→ The problem
Write out exactly, please, the lines from the one containing "What does this" to the end of the material.

-------- Materials provided

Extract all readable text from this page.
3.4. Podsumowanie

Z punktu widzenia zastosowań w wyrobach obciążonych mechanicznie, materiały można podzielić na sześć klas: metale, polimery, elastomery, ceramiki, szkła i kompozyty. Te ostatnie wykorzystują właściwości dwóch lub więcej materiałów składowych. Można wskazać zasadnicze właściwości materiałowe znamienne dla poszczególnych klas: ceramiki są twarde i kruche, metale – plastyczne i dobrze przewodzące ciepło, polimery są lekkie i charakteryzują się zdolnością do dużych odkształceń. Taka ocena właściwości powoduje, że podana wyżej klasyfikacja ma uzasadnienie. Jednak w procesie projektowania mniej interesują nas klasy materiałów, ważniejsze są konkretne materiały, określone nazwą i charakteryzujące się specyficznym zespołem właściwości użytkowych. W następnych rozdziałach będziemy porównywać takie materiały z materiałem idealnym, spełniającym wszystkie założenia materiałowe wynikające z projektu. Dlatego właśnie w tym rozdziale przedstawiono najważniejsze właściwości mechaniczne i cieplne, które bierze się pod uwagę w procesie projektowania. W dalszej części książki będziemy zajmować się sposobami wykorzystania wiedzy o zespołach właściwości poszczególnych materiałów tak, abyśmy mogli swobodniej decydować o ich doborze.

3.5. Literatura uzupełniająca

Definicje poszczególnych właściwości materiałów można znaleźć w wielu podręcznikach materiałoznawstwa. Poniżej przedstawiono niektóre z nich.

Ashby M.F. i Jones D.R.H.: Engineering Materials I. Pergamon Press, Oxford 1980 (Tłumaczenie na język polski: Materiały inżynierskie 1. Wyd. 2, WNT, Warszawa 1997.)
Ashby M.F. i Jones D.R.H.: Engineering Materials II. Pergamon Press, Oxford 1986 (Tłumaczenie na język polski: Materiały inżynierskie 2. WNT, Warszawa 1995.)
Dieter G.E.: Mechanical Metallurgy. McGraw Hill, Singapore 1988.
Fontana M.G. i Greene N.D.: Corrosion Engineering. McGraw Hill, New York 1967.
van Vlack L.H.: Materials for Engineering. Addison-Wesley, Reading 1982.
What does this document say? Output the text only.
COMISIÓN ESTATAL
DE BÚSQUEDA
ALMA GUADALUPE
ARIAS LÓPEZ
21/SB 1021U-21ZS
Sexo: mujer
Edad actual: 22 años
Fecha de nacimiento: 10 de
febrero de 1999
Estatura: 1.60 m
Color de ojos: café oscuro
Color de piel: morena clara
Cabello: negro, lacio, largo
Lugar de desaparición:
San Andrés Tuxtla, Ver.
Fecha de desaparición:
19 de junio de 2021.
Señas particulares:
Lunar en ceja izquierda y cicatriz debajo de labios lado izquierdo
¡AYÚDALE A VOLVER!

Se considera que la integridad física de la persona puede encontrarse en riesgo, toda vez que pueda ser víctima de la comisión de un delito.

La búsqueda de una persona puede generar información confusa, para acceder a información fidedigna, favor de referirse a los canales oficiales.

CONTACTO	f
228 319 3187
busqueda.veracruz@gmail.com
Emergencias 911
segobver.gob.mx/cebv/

----------------

→ Result of this exercise
What does this document say? Output the text only.
COMISIÓN ESTATAL
DE BÚSQUEDA
ALMA GUADALUPE
ARIAS LÓPEZ
21/SB 1021U-21ZS
Sexo: mujer
Edad actual: 22 años
Fecha de nacimiento: 10 de
febrero de 1999
Estatura: 1.60 m
Color de ojos: café oscuro
Color de piel: morena clara
Cabello: negro, lacio, largo
Lugar de desaparición:
San Andrés Tuxtla, Ver.
Fecha de desaparición:
19 de junio de 2021.
Señas particulares:
Lunar en ceja izquierda y cicatriz debajo de labios lado izquierdo
¡AYÚDALE A VOLVER!

Se considera que la integridad física de la persona puede encontrarse en riesgo, toda vez que pueda ser víctima de la comisión de un delito.

La búsqueda de una persona puede generar información confusa, para acceder a información fidedigna, favor de referirse a los canales oficiales.

CONTACTO	f
228 319 3187
busqueda.veracruz@gmail.com
Emergencias 911
segobver.gob.mx/cebv/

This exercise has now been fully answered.